§ **Material**
====

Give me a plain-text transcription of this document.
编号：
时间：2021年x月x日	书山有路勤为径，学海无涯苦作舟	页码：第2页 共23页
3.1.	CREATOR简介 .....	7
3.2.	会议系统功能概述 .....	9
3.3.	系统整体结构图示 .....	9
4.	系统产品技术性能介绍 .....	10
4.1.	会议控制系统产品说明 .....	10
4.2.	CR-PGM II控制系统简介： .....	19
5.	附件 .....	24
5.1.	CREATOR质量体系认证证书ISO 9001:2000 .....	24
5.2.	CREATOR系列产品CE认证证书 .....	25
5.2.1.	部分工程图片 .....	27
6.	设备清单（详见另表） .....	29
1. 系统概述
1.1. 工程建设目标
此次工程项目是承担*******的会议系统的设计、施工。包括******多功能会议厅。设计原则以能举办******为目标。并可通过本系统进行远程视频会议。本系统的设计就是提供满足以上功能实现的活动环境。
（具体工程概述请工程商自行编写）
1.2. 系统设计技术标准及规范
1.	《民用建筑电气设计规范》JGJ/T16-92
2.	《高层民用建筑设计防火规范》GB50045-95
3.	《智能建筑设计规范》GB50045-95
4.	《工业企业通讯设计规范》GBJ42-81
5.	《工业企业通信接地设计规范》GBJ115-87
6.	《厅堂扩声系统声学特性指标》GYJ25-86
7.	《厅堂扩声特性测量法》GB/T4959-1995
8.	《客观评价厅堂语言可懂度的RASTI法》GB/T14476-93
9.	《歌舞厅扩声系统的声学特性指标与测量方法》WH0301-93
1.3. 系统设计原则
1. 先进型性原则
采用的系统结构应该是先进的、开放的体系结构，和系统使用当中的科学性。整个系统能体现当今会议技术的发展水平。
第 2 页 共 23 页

====

§ **Prompt**
Go through the listing and print each line exactly as it appears.

§ **The reply**
Give me a plain-text transcription of this document.
编号：
时间：2021年x月x日	书山有路勤为径，学海无涯苦作舟	页码：第2页 共23页
3.1.	CREATOR简介 .....	7
3.2.	会议系统功能概述 .....	9
3.3.	系统整体结构图示 .....	9
4.	系统产品技术性能介绍 .....	10
4.1.	会议控制系统产品说明 .....	10
4.2.	CR-PGM II控制系统简介： .....	19
5.	附件 .....	24
5.1.	CREATOR质量体系认证证书ISO 9001:2000 .....	24
5.2.	CREATOR系列产品CE认证证书 .....	25
5.2.1.	部分工程图片 .....	27
6.	设备清单（详见另表） .....	29
1. 系统概述
1.1. 工程建设目标
此次工程项目是承担*******的会议系统的设计、施工。包括******多功能会议厅。设计原则以能举办******为目标。并可通过本系统进行远程视频会议。本系统的设计就是提供满足以上功能实现的活动环境。
（具体工程概述请工程商自行编写）
1.2. 系统设计技术标准及规范
1.	《民用建筑电气设计规范》JGJ/T16-92
2.	《高层民用建筑设计防火规范》GB50045-95
3.	《智能建筑设计规范》GB50045-95
4.	《工业企业通讯设计规范》GBJ42-81
5.	《工业企业通信接地设计规范》GBJ115-87
6.	《厅堂扩声系统声学特性指标》GYJ25-86
7.	《厅堂扩声特性测量法》GB/T4959-1995
8.	《客观评价厅堂语言可懂度的RASTI法》GB/T14476-93
9.	《歌舞厅扩声系统的声学特性指标与测量方法》WH0301-93
1.3. 系统设计原则
1. 先进型性原则
采用的系统结构应该是先进的、开放的体系结构，和系统使用当中的科学性。整个系统能体现当今会议技术的发展水平。
第 2 页 共 23 页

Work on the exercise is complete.